• Brief: Pick out each line in these entries that contains the string "della".

• Data for this task:
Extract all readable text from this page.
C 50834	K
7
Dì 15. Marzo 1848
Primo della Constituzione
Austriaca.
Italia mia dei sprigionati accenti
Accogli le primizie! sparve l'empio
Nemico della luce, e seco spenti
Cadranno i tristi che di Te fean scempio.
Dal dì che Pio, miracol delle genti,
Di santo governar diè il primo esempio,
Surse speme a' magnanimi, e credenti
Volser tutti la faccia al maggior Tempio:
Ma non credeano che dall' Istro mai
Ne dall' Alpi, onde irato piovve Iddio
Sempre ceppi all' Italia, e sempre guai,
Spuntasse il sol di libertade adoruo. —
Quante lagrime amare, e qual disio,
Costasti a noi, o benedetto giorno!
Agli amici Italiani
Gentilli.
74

• Finished answer:
Primo della Constituzione
Nemico della luce, e seco spenti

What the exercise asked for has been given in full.